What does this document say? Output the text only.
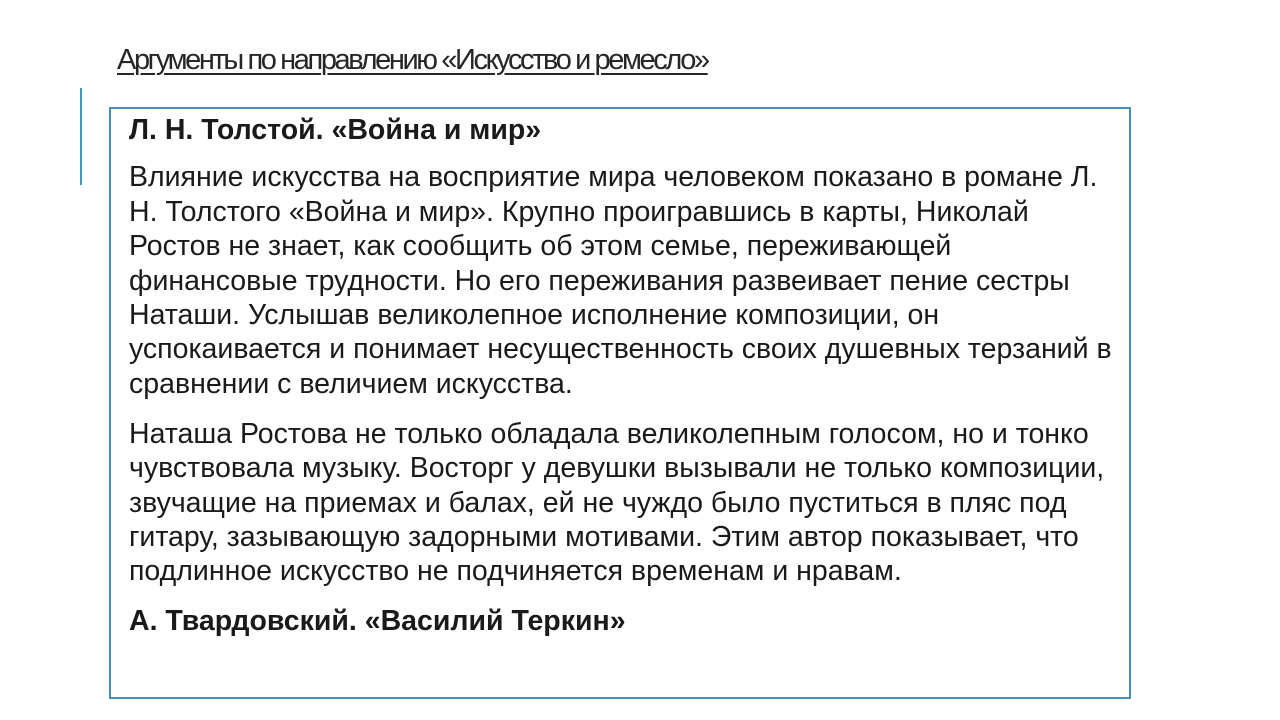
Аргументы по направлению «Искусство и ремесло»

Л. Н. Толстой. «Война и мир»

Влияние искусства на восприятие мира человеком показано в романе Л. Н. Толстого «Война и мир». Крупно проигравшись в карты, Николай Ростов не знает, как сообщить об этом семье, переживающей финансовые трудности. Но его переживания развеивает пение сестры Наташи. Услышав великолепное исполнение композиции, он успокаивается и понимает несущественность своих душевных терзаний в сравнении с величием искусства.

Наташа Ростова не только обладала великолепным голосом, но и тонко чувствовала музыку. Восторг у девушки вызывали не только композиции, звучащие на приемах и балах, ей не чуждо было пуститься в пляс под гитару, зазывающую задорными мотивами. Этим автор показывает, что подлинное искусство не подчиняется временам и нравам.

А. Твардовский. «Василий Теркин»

□ □ □ □

**TO BE DONE:** Transcribe the whole listing exactly. Pictures are excluded.

**WRITTEN RESPONSE:**
What does this document say? Output the text only.
Аргументы по направлению «Искусство и ремесло»

Л. Н. Толстой. «Война и мир»

Влияние искусства на восприятие мира человеком показано в романе Л. Н. Толстого «Война и мир». Крупно проигравшись в карты, Николай Ростов не знает, как сообщить об этом семье, переживающей финансовые трудности. Но его переживания развеивает пение сестры Наташи. Услышав великолепное исполнение композиции, он успокаивается и понимает несущественность своих душевных терзаний в сравнении с величием искусства.

Наташа Ростова не только обладала великолепным голосом, но и тонко чувствовала музыку. Восторг у девушки вызывали не только композиции, звучащие на приемах и балах, ей не чуждо было пуститься в пляс под гитару, зазывающую задорными мотивами. Этим автор показывает, что подлинное искусство не подчиняется временам и нравам.

А. Твардовский. «Василий Теркин»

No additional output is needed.